[[ Data shown open ]]

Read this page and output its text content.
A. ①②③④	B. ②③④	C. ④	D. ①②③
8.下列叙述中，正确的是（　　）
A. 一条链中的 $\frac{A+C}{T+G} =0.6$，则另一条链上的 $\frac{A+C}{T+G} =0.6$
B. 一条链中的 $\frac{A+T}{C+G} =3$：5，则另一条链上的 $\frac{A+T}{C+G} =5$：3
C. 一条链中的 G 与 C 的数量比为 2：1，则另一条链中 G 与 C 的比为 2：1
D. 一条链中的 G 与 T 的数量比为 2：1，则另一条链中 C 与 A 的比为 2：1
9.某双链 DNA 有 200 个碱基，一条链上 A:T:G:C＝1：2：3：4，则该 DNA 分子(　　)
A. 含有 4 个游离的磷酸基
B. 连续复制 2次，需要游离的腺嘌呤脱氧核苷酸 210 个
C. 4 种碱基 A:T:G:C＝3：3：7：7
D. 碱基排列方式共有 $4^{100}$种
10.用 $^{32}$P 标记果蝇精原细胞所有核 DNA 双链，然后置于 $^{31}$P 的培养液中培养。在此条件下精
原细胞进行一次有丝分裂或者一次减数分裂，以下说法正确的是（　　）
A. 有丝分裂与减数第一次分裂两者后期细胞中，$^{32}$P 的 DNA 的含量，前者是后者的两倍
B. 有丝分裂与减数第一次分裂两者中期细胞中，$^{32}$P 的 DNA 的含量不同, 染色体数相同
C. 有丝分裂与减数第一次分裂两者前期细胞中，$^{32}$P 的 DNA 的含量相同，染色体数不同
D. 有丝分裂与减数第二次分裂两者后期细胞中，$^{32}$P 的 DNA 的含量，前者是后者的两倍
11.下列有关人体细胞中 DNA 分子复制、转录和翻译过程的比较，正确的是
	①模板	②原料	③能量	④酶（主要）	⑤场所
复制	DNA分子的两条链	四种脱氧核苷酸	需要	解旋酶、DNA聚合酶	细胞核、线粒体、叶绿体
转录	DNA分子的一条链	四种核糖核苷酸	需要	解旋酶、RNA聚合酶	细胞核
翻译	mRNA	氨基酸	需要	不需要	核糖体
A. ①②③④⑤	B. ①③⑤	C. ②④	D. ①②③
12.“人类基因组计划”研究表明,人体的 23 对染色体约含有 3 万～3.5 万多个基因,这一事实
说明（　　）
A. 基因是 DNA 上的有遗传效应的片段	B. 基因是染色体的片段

[[ Data shown closed ]]

◆ What you need to do ◆
Repeat the listing above in full, exactly as given.

◆ Your response ◆
Read this page and output its text content.
A. ①②③④	B. ②③④	C. ④	D. ①②③
8.下列叙述中，正确的是（　　）
A. 一条链中的 $\frac{A+C}{T+G} =0.6$，则另一条链上的 $\frac{A+C}{T+G} =0.6$
B. 一条链中的 $\frac{A+T}{C+G} =3$：5，则另一条链上的 $\frac{A+T}{C+G} =5$：3
C. 一条链中的 G 与 C 的数量比为 2：1，则另一条链中 G 与 C 的比为 2：1
D. 一条链中的 G 与 T 的数量比为 2：1，则另一条链中 C 与 A 的比为 2：1
9.某双链 DNA 有 200 个碱基，一条链上 A:T:G:C＝1：2：3：4，则该 DNA 分子(　　)
A. 含有 4 个游离的磷酸基
B. 连续复制 2次，需要游离的腺嘌呤脱氧核苷酸 210 个
C. 4 种碱基 A:T:G:C＝3：3：7：7
D. 碱基排列方式共有 $4^{100}$种
10.用 $^{32}$P 标记果蝇精原细胞所有核 DNA 双链，然后置于 $^{31}$P 的培养液中培养。在此条件下精
原细胞进行一次有丝分裂或者一次减数分裂，以下说法正确的是（　　）
A. 有丝分裂与减数第一次分裂两者后期细胞中，$^{32}$P 的 DNA 的含量，前者是后者的两倍
B. 有丝分裂与减数第一次分裂两者中期细胞中，$^{32}$P 的 DNA 的含量不同, 染色体数相同
C. 有丝分裂与减数第一次分裂两者前期细胞中，$^{32}$P 的 DNA 的含量相同，染色体数不同
D. 有丝分裂与减数第二次分裂两者后期细胞中，$^{32}$P 的 DNA 的含量，前者是后者的两倍
11.下列有关人体细胞中 DNA 分子复制、转录和翻译过程的比较，正确的是
	①模板	②原料	③能量	④酶（主要）	⑤场所
复制	DNA分子的两条链	四种脱氧核苷酸	需要	解旋酶、DNA聚合酶	细胞核、线粒体、叶绿体
转录	DNA分子的一条链	四种核糖核苷酸	需要	解旋酶、RNA聚合酶	细胞核
翻译	mRNA	氨基酸	需要	不需要	核糖体
A. ①②③④⑤	B. ①③⑤	C. ②④	D. ①②③
12.“人类基因组计划”研究表明,人体的 23 对染色体约含有 3 万～3.5 万多个基因,这一事实
说明（　　）
A. 基因是 DNA 上的有遗传效应的片段	B. 基因是染色体的片段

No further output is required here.